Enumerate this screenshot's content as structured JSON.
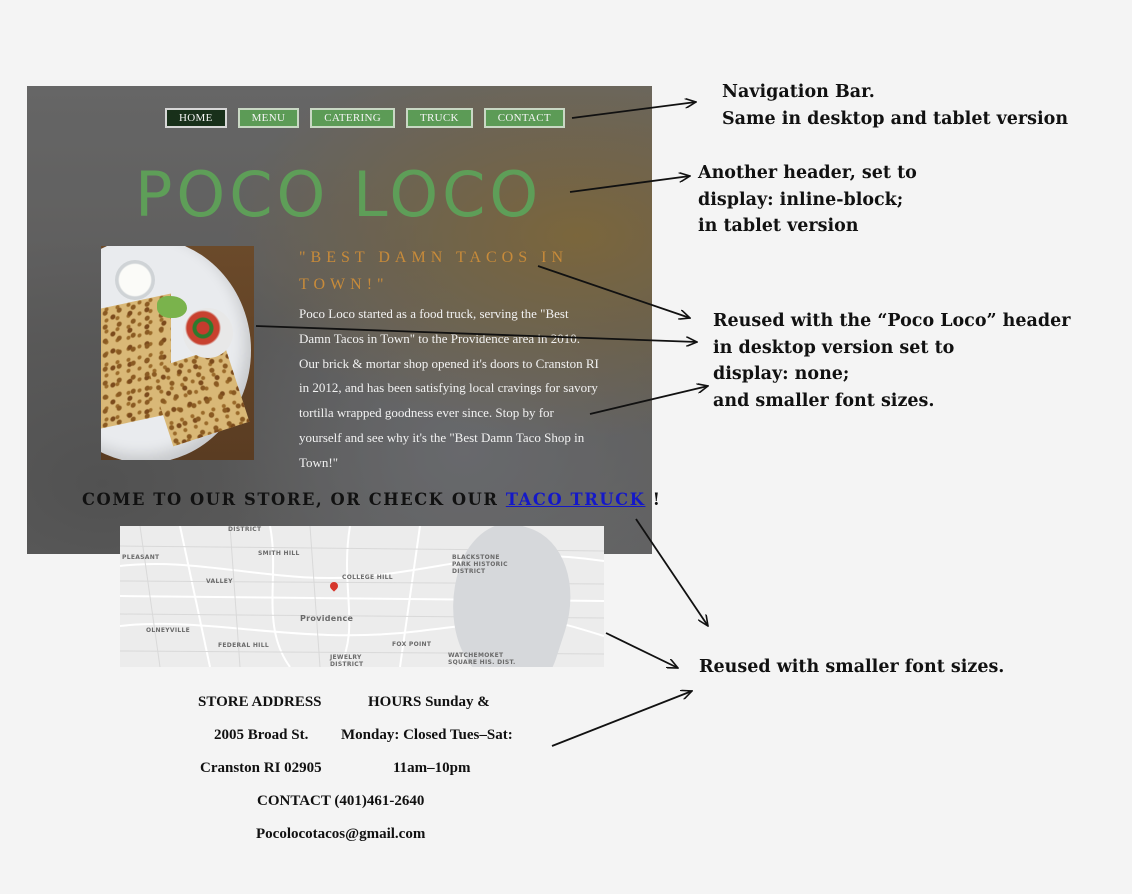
{
  "nav": {
    "items": [
      "HOME",
      "MENU",
      "CATERING",
      "TRUCK",
      "CONTACT"
    ],
    "active": "HOME"
  },
  "brand": "POCO LOCO",
  "hero": {
    "quote": "\"BEST DAMN TACOS IN TOWN!\"",
    "intro": "Poco Loco started as a food truck, serving the \"Best Damn Tacos in Town\" to the Providence area in 2010. Our brick & mortar shop opened it's doors to Cranston RI in 2012, and has been satisfying local cravings for savory tortilla wrapped goodness ever since. Stop by for yourself and see why it's the \"Best Damn Taco Shop in Town!\""
  },
  "visit": {
    "prefix": "COME TO OUR STORE, OR CHECK OUR",
    "link": "TACO TRUCK",
    "suffix": "!"
  },
  "map": {
    "labels": [
      "DISTRICT",
      "SMITH HILL",
      "PLEASANT",
      "VALLEY",
      "COLLEGE HILL",
      "BLACKSTONE PARK HISTORIC DISTRICT",
      "Providence",
      "OLNEYVILLE",
      "FEDERAL HILL",
      "FOX POINT",
      "JEWELRY DISTRICT",
      "WATCHEMOKET SQUARE HIS. DIST."
    ]
  },
  "store": {
    "address_title": "STORE ADDRESS",
    "address_line1": "2005 Broad St.",
    "address_line2": "Cranston RI 02905",
    "hours_line1": "HOURS Sunday &",
    "hours_line2": "Monday: Closed Tues–Sat:",
    "hours_line3": "11am–10pm",
    "contact": "CONTACT (401)461-2640",
    "email": "Pocolocotacos@gmail.com"
  },
  "annotations": {
    "nav_line1": "Navigation Bar.",
    "nav_line2": "Same in desktop and tablet version",
    "header_line1": "Another header, set to",
    "header_line2": "display: inline-block;",
    "header_line3": "in tablet version",
    "reuse_line1": "Reused with the “Poco Loco” header",
    "reuse_line2": "in desktop version set to",
    "reuse_line3": "display: none;",
    "reuse_line4": "and smaller font sizes.",
    "fonts_line1": "Reused with smaller font sizes."
  }
}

☆ ☆ ☆ ☆ ☆

Pull out every line above that holds the word "display".

    "header_line2": "display: inline-block;",
    "reuse_line3": "display: none;",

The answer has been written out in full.